╭─ SUPPLIED RECORDS
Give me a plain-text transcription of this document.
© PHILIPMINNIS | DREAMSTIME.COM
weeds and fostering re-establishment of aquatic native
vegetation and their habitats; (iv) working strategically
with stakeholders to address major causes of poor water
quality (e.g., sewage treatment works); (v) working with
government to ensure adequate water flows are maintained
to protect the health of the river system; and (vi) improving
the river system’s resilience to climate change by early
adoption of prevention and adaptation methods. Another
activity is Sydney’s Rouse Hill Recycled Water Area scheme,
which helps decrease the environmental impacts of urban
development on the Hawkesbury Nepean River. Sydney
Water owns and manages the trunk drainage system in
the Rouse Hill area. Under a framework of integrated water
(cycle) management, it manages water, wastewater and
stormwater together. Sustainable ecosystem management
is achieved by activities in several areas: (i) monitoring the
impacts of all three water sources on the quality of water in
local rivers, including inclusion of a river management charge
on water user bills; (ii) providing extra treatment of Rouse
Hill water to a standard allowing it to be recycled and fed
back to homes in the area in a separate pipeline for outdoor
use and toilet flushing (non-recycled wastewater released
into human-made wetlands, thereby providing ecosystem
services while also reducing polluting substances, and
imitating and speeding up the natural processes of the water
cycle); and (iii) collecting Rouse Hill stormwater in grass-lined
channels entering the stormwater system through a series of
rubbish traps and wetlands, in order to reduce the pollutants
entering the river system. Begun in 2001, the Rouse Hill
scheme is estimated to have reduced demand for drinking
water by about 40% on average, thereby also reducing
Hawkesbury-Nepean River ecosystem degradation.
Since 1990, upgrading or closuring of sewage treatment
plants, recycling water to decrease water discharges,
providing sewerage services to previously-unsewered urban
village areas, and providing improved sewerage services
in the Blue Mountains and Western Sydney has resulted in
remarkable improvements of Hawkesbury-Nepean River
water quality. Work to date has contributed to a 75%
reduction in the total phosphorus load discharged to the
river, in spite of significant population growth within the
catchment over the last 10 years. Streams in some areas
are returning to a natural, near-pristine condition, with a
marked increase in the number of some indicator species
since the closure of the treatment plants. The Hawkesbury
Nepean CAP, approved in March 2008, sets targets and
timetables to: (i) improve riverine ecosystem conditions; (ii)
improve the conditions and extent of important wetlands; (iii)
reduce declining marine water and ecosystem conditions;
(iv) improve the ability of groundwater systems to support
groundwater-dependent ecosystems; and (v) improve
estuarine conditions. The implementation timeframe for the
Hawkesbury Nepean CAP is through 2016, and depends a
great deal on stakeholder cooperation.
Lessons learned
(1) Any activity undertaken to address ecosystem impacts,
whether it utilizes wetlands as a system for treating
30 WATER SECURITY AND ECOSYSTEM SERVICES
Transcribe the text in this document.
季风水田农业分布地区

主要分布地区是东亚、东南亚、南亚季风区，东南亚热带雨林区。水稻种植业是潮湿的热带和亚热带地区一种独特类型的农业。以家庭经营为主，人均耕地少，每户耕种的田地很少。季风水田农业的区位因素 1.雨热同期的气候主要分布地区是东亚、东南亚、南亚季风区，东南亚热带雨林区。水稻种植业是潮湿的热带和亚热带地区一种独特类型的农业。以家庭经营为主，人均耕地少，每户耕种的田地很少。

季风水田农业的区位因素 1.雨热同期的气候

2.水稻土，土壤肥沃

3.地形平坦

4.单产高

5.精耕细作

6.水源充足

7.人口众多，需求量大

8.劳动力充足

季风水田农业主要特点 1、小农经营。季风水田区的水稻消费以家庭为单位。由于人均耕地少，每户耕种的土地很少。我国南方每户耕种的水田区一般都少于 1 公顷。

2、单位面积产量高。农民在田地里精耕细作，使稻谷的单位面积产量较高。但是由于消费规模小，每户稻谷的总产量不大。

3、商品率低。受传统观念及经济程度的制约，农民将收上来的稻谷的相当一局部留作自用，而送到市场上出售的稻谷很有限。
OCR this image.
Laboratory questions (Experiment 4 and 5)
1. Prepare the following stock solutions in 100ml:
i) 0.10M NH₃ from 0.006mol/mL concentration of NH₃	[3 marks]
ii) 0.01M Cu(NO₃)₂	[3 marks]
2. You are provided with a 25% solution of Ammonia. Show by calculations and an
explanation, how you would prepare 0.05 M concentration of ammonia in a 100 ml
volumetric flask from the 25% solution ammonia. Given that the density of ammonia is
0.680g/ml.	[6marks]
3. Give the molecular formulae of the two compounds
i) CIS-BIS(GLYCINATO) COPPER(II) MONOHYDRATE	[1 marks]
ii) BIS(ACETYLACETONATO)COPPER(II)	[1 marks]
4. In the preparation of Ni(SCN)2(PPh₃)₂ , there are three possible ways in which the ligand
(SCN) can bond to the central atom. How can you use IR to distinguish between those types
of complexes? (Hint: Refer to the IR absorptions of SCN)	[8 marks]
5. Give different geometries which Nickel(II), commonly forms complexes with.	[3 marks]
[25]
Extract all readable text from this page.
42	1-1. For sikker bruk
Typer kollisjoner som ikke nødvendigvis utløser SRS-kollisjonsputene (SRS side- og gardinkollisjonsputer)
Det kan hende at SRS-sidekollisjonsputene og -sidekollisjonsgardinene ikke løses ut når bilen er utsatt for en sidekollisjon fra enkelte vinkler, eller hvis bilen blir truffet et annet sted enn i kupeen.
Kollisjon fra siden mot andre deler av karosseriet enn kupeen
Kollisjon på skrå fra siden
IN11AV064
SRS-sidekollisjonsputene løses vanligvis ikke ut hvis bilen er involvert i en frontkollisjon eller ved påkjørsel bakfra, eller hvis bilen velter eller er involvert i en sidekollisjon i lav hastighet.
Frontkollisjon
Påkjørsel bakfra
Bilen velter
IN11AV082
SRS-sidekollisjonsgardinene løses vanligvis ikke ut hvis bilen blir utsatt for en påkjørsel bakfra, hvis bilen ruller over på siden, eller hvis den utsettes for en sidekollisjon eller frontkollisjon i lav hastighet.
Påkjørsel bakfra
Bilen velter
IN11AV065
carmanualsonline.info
╰─
» DIRECTION
Track down every line holding the string "kupeen" and copy it.

» ANSWER
Det kan hende at SRS-sidekollisjonsputene og -sidekollisjonsgardinene ikke løses ut når bilen er utsatt for en sidekollisjon fra enkelte vinkler, eller hvis bilen blir truffet et annet sted enn i kupeen.
Kollisjon fra siden mot andre deler av karosseriet enn kupeen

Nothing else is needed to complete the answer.